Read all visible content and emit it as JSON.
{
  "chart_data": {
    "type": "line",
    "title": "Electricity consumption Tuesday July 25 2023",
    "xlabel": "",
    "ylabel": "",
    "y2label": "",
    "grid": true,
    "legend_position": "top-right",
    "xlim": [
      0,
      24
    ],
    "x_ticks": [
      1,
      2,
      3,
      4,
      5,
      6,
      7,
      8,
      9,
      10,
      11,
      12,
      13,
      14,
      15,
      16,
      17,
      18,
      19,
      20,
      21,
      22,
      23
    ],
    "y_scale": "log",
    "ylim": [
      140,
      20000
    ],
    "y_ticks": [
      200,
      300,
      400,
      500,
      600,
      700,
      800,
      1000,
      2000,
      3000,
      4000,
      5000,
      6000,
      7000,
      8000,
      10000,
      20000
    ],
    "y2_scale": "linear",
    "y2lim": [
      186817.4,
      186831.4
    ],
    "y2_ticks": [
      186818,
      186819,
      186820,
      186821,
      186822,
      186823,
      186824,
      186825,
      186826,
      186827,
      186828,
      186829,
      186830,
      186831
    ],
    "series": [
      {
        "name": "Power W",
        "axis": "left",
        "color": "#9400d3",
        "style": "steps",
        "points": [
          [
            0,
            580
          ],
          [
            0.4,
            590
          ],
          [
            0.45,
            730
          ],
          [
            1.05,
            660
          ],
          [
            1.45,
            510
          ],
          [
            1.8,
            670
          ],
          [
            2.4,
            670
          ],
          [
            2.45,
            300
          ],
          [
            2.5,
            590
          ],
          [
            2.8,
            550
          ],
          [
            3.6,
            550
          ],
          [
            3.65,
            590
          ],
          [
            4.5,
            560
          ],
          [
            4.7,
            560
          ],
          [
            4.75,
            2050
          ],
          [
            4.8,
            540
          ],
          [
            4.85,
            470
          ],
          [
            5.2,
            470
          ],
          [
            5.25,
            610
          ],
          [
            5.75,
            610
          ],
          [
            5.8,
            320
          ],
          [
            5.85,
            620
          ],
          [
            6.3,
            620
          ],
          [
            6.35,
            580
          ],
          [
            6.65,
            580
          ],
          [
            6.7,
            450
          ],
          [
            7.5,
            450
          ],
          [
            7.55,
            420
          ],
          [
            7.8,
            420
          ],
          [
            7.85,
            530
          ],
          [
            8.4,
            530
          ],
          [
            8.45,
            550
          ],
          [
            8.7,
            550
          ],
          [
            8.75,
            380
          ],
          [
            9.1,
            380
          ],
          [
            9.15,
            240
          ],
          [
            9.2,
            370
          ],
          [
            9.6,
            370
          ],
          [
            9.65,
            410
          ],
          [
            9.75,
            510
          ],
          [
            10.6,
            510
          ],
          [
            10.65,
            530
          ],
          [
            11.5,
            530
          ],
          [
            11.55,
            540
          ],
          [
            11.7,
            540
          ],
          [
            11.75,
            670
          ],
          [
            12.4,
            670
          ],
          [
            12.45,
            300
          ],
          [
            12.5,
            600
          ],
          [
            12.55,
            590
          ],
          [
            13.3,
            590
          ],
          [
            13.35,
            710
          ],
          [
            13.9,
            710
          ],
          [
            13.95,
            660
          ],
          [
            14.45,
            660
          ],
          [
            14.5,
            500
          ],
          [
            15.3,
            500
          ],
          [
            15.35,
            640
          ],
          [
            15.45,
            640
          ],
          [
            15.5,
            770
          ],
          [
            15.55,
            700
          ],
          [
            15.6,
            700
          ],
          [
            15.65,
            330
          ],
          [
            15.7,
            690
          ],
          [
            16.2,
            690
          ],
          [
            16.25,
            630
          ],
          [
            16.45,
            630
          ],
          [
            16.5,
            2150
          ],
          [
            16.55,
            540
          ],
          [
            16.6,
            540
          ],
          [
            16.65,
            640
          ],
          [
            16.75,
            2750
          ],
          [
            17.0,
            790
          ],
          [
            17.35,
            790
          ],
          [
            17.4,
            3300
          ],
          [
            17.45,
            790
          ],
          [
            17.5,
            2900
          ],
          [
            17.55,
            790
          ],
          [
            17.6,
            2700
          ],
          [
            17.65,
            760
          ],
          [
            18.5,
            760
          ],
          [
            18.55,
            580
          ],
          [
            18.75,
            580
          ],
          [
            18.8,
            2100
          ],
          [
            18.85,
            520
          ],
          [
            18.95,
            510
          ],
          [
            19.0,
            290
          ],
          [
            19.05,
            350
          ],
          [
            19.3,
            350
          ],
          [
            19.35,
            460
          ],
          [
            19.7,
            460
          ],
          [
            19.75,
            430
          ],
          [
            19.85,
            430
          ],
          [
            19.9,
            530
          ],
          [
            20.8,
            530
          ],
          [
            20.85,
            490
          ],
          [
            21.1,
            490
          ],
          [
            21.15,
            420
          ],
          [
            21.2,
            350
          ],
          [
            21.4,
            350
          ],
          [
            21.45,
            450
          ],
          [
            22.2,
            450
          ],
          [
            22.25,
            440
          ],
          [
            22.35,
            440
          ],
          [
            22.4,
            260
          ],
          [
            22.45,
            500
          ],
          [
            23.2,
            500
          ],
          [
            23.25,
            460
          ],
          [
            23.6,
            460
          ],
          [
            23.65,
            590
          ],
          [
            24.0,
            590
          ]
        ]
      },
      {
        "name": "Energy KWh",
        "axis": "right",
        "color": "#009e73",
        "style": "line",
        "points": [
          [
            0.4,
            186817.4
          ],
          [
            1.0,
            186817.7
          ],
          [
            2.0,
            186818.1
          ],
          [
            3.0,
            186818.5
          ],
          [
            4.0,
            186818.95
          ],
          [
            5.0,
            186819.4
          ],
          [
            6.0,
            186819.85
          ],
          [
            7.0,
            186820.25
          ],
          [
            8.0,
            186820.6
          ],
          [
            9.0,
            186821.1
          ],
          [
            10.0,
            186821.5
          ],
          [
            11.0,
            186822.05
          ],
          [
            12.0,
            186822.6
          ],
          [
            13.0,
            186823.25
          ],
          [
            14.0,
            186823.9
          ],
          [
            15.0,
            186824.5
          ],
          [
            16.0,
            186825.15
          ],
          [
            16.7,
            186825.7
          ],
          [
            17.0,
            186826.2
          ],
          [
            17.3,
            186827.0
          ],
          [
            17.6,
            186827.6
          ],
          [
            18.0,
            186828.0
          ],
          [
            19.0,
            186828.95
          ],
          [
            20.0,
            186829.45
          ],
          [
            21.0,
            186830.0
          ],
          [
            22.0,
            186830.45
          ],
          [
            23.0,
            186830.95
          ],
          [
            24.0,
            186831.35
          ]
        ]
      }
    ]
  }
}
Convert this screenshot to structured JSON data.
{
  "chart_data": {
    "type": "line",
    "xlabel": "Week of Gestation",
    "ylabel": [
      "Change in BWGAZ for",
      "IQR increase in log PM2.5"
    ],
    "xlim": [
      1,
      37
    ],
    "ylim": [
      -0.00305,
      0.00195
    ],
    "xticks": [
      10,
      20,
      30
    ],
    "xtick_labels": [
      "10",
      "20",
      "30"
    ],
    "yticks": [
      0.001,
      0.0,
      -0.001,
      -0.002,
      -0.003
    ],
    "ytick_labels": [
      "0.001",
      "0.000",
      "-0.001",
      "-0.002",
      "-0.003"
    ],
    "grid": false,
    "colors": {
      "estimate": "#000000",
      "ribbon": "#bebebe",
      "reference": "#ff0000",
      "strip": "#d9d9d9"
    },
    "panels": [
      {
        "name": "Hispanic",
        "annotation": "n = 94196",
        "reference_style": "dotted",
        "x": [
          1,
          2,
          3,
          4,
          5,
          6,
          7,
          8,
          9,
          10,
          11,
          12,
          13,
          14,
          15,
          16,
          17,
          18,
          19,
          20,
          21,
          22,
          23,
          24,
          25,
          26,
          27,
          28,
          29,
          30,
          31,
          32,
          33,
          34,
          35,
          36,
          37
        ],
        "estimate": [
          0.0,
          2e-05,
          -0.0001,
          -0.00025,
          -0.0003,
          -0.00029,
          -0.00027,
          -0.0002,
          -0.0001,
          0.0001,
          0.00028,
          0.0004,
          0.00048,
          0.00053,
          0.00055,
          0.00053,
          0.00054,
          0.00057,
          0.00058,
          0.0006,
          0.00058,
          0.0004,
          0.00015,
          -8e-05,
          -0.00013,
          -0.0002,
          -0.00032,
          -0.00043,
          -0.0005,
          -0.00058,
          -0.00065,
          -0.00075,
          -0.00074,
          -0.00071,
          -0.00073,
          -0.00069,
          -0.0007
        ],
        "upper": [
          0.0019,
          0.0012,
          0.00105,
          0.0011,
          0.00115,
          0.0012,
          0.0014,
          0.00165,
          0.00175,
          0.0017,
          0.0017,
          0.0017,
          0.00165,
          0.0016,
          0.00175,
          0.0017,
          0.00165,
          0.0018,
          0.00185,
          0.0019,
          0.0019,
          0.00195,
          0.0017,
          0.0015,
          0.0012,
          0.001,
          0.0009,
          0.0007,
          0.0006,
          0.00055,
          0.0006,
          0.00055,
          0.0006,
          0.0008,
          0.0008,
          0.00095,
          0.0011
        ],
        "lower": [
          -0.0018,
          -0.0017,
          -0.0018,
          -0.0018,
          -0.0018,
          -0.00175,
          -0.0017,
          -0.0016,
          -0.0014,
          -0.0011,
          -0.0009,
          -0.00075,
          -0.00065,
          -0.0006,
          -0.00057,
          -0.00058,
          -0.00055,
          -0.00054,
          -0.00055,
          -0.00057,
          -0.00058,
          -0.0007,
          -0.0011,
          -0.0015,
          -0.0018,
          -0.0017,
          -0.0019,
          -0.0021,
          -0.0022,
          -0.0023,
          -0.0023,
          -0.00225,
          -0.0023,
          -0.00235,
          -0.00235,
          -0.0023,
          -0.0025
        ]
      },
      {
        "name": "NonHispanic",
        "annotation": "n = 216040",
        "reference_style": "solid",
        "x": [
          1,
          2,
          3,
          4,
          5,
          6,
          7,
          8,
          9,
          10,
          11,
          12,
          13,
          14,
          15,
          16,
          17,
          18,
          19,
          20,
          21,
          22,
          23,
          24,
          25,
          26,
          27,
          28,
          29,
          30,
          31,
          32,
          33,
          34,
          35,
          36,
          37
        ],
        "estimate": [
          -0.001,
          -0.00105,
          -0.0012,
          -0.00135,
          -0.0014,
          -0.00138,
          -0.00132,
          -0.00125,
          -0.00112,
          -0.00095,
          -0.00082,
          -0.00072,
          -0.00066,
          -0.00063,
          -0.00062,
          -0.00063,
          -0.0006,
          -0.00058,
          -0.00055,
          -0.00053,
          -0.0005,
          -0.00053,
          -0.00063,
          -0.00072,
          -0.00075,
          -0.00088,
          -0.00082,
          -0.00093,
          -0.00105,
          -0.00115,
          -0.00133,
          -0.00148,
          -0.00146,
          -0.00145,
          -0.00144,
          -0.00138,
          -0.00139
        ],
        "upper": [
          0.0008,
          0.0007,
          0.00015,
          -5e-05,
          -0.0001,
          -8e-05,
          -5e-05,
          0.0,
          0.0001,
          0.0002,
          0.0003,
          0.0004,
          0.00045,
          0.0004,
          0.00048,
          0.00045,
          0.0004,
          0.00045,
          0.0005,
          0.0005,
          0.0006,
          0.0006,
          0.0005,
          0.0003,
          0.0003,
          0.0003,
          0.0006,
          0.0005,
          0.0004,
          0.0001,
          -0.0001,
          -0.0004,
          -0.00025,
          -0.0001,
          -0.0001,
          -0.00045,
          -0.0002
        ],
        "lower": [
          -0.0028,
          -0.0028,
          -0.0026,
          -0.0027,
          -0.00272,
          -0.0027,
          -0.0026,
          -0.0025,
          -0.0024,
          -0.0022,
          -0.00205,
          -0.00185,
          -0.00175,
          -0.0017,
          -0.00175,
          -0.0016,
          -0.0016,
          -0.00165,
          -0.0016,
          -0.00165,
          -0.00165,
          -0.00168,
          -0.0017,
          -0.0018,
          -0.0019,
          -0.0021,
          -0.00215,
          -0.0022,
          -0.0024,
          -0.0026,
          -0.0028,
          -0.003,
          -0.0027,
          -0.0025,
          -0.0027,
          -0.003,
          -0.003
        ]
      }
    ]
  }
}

[INSTRUCTION]:
Pick out every line holding the string "right" and return it.

[EXERCISE ANSWER]:
    "legend_position": "top-right",
        "axis": "right",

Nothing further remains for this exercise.